Filter the records below and copy every line containing the word "structured".

>> Begin DATA SHOWN

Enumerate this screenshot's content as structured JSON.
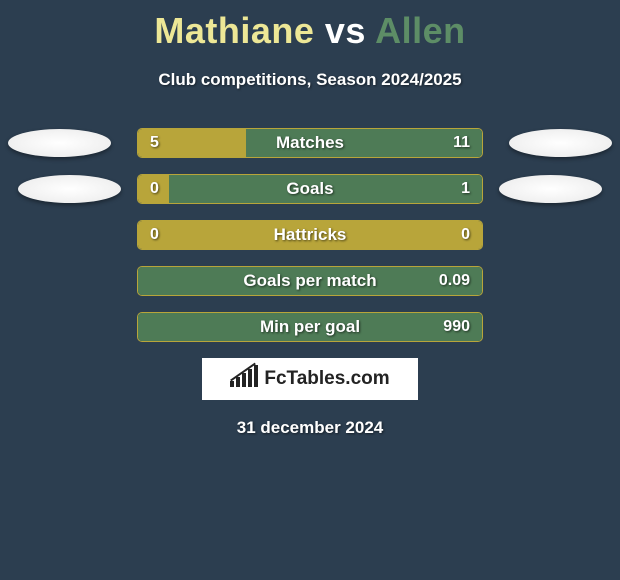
{
  "title": {
    "player1": "Mathiane",
    "vs": "vs",
    "player2": "Allen",
    "player1_color": "#ede796",
    "vs_color": "#ffffff",
    "player2_color": "#5d8d66"
  },
  "subtitle": "Club competitions, Season 2024/2025",
  "colors": {
    "background": "#2c3e50",
    "bar_left": "#b8a53a",
    "bar_right": "#4e7b56",
    "bar_border": "#b8a53a",
    "text": "#ffffff"
  },
  "bar_container_width": 346,
  "stats": [
    {
      "label": "Matches",
      "left_value": "5",
      "right_value": "11",
      "left_pct": 31.25,
      "show_left_badge": true,
      "show_right_badge": true,
      "left_badge_offset": "l1",
      "right_badge_offset": "r1"
    },
    {
      "label": "Goals",
      "left_value": "0",
      "right_value": "1",
      "left_pct": 9.0,
      "show_left_badge": true,
      "show_right_badge": true,
      "left_badge_offset": "l2",
      "right_badge_offset": "r2"
    },
    {
      "label": "Hattricks",
      "left_value": "0",
      "right_value": "0",
      "left_pct": 100.0,
      "show_left_badge": false,
      "show_right_badge": false
    },
    {
      "label": "Goals per match",
      "left_value": "",
      "right_value": "0.09",
      "left_pct": 0.0,
      "show_left_badge": false,
      "show_right_badge": false
    },
    {
      "label": "Min per goal",
      "left_value": "",
      "right_value": "990",
      "left_pct": 0.0,
      "show_left_badge": false,
      "show_right_badge": false
    }
  ],
  "logo": "FcTables.com",
  "date": "31 december 2024",
  "logo_bar_heights": [
    6,
    10,
    14,
    18,
    22
  ]
}
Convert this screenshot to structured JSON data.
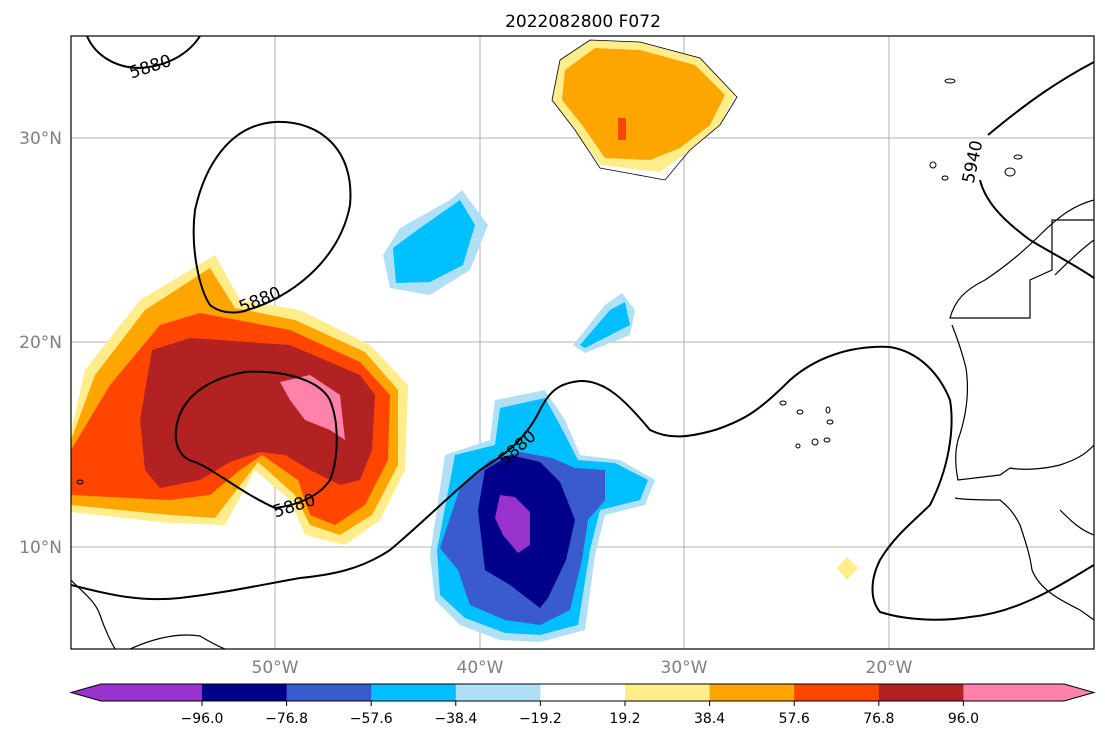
{
  "title": "2022082800 F072",
  "map": {
    "lon_range": [
      -60,
      -10
    ],
    "lat_range": [
      5,
      35
    ],
    "gridlines": true,
    "lat_ticks": [
      {
        "value": 30,
        "label": "30°N"
      },
      {
        "value": 20,
        "label": "20°N"
      },
      {
        "value": 10,
        "label": "10°N"
      }
    ],
    "lon_ticks": [
      {
        "value": -50,
        "label": "50°W"
      },
      {
        "value": -40,
        "label": "40°W"
      },
      {
        "value": -30,
        "label": "30°W"
      },
      {
        "value": -20,
        "label": "20°W"
      }
    ]
  },
  "contours": {
    "color": "#000000",
    "labels": [
      "5880",
      "5880",
      "5880",
      "5880",
      "5940"
    ]
  },
  "colorbar": {
    "colors": [
      "#9932cc",
      "#00008b",
      "#3a5bcd",
      "#00bfff",
      "#b0e0f6",
      "#ffffff",
      "#ffec8b",
      "#ffa500",
      "#ff4500",
      "#b22222",
      "#ff82ab"
    ],
    "tick_labels": [
      "−96.0",
      "−76.8",
      "−57.6",
      "−38.4",
      "−19.2",
      "19.2",
      "38.4",
      "57.6",
      "76.8",
      "96.0"
    ],
    "extend": "both"
  }
}
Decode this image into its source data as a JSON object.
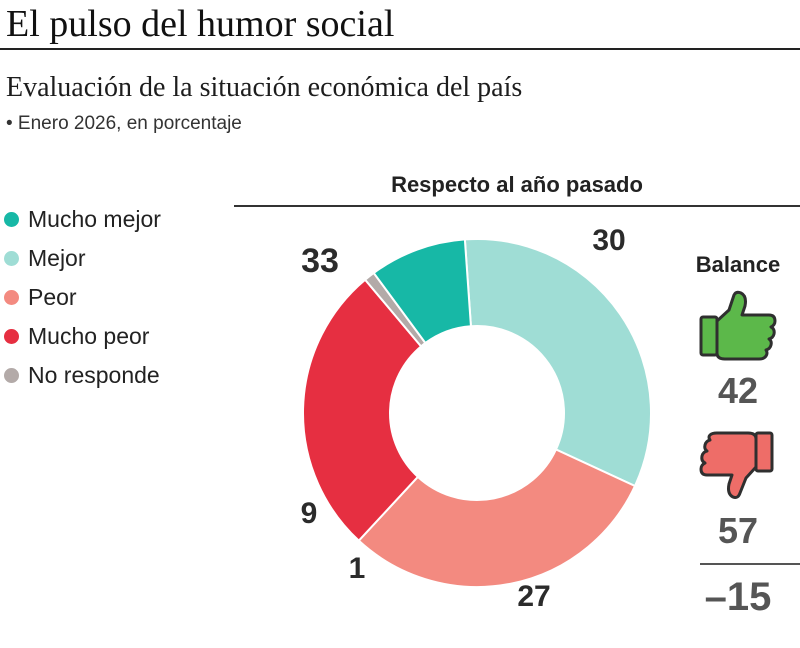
{
  "header": {
    "title": "El pulso del humor social",
    "subtitle": "Evaluación de la situación económica del país",
    "note": "• Enero 2026, en porcentaje"
  },
  "legend": [
    {
      "label": "Mucho mejor",
      "color": "#17b8a6"
    },
    {
      "label": "Mejor",
      "color": "#9fddd5"
    },
    {
      "label": "Peor",
      "color": "#f38a80"
    },
    {
      "label": "Mucho peor",
      "color": "#e62f41"
    },
    {
      "label": "No responde",
      "color": "#b3aaa8"
    }
  ],
  "chart_data": {
    "type": "pie",
    "variant": "donut",
    "title": "Respecto al año pasado",
    "categories": [
      "Mejor",
      "Peor",
      "Mucho peor",
      "No responde",
      "Mucho mejor"
    ],
    "values": [
      33,
      30,
      27,
      1,
      9
    ],
    "colors": [
      "#9fddd5",
      "#f38a80",
      "#e62f41",
      "#b3aaa8",
      "#17b8a6"
    ],
    "labels": [
      "33",
      "30",
      "27",
      "1",
      "9"
    ]
  },
  "balance": {
    "title": "Balance",
    "positive": "42",
    "negative": "57",
    "net": "–15",
    "positive_icon": "thumbs-up-icon",
    "negative_icon": "thumbs-down-icon",
    "positive_color": "#5cb84a",
    "negative_color": "#ee6d68"
  }
}
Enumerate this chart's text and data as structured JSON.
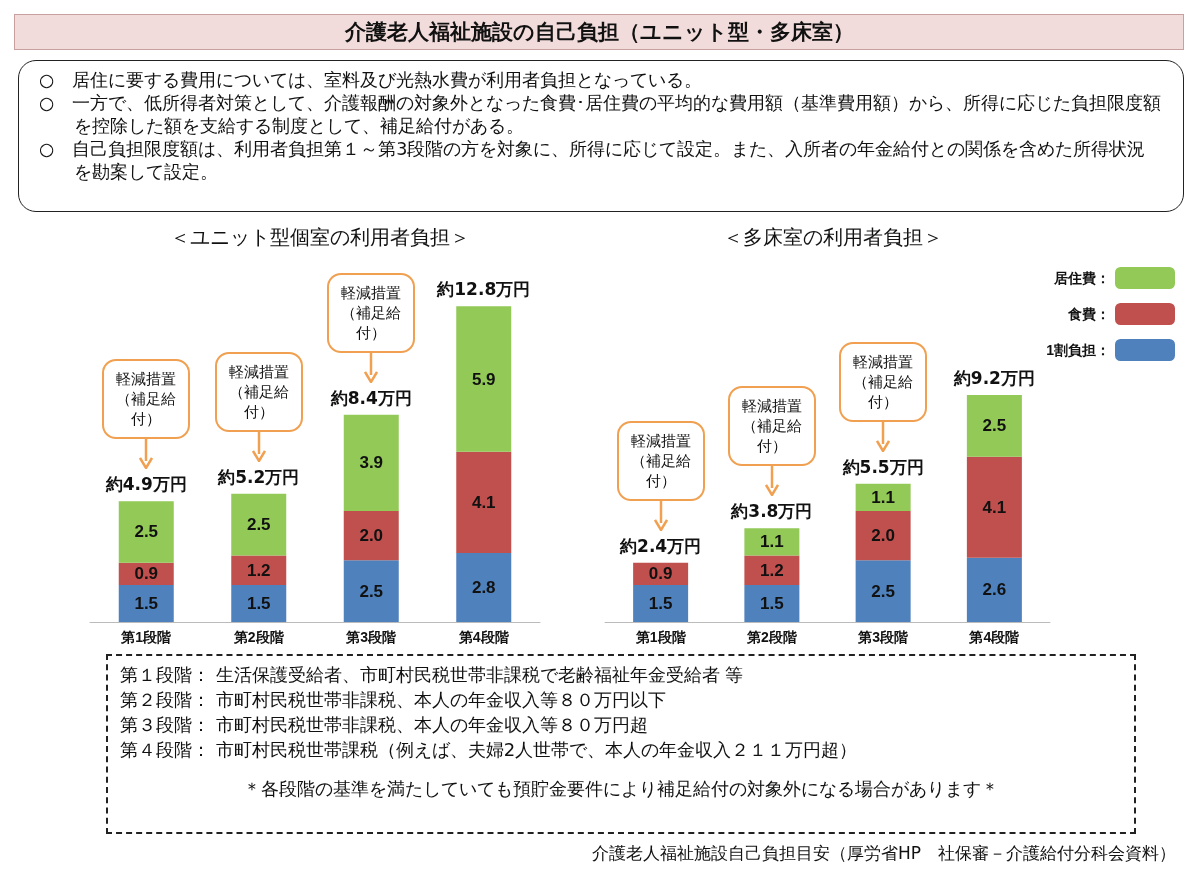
{
  "chart_data": [
    {
      "type": "other",
      "title": "介護老人福祉施設の自己負担（ユニット型・多床室）",
      "annotations": [
        "○　居住に要する費用については、室料及び光熱水費が利用者負担となっている。",
        "○　一方で、低所得者対策として、介護報酬の対象外となった食費･居住費の平均的な費用額（基準費用額）から、所得に応じた負担限度額を控除した額を支給する制度として、補足給付がある。",
        "○　自己負担限度額は、利用者負担第１～第3段階の方を対象に、所得に応じて設定。また、入所者の年金給付との関係を含めた所得状況を勘案して設定。"
      ]
    },
    {
      "type": "bar",
      "title": "＜ユニット型個室の利用者負担＞",
      "stacked": true,
      "legend": false,
      "tick_labels": "x",
      "categories": [
        "第1段階",
        "第2段階",
        "第3段階",
        "第4段階"
      ],
      "series": [
        {
          "color": "#4f81bd",
          "values": [
            1.5,
            1.5,
            2.5,
            2.8
          ],
          "value_labels": [
            "1.5",
            "1.5",
            "2.5",
            "2.8"
          ]
        },
        {
          "color": "#c0504d",
          "values": [
            0.9,
            1.2,
            2.0,
            4.1
          ],
          "value_labels": [
            "0.9",
            "1.2",
            "2.0",
            "4.1"
          ]
        },
        {
          "color": "#92c957",
          "values": [
            2.5,
            2.5,
            3.9,
            5.9
          ],
          "value_labels": [
            "2.5",
            "2.5",
            "3.9",
            "5.9"
          ]
        }
      ],
      "totals": [
        "約4.9万円",
        "約5.2万円",
        "約8.4万円",
        "約12.8万円"
      ],
      "annotations": [
        {
          "text": "軽減措置（補足給付）",
          "x": "第1段階"
        },
        {
          "text": "軽減措置（補足給付）",
          "x": "第2段階"
        },
        {
          "text": "軽減措置（補足給付）",
          "x": "第3段階"
        }
      ]
    },
    {
      "type": "bar",
      "title": "＜多床室の利用者負担＞",
      "stacked": true,
      "legend": "top right",
      "tick_labels": "x",
      "categories": [
        "第1段階",
        "第2段階",
        "第3段階",
        "第4段階"
      ],
      "series": [
        {
          "name": "1割負担：",
          "color": "#4f81bd",
          "values": [
            1.5,
            1.5,
            2.5,
            2.6
          ],
          "value_labels": [
            "1.5",
            "1.5",
            "2.5",
            "2.6"
          ]
        },
        {
          "name": "食費：",
          "color": "#c0504d",
          "values": [
            0.9,
            1.2,
            2.0,
            4.1
          ],
          "value_labels": [
            "0.9",
            "1.2",
            "2.0",
            "4.1"
          ]
        },
        {
          "name": "居住費：",
          "color": "#92c957",
          "values": [
            null,
            1.1,
            1.1,
            2.5
          ],
          "value_labels": [
            null,
            "1.1",
            "1.1",
            "2.5"
          ]
        }
      ],
      "totals": [
        "約2.4万円",
        "約3.8万円",
        "約5.5万円",
        "約9.2万円"
      ],
      "annotations": [
        {
          "text": "軽減措置（補足給付）",
          "x": "第1段階"
        },
        {
          "text": "軽減措置（補足給付）",
          "x": "第2段階"
        },
        {
          "text": "軽減措置（補足給付）",
          "x": "第3段階"
        }
      ]
    },
    {
      "type": "other",
      "annotations": [
        "第１段階： 生活保護受給者、市町村民税世帯非課税で老齢福祉年金受給者 等",
        "第２段階： 市町村民税世帯非課税、本人の年金収入等８０万円以下",
        "第３段階： 市町村民税世帯非課税、本人の年金収入等８０万円超",
        "第４段階： 市町村民税世帯課税（例えば、夫婦2人世帯で、本人の年金収入２１１万円超）",
        "＊各段階の基準を満たしていても預貯金要件により補足給付の対象外になる場合があります＊",
        "介護老人福祉施設自己負担目安（厚労省HP　社保審－介護給付分科会資料）"
      ]
    }
  ]
}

>> End DATA SHOWN

* [THE COMPLETED TASK]:
Enumerate this screenshot's content as structured JSON.
Convert this screenshot to structured JSON data.
Enumerate this chart's text and data as structured JSON.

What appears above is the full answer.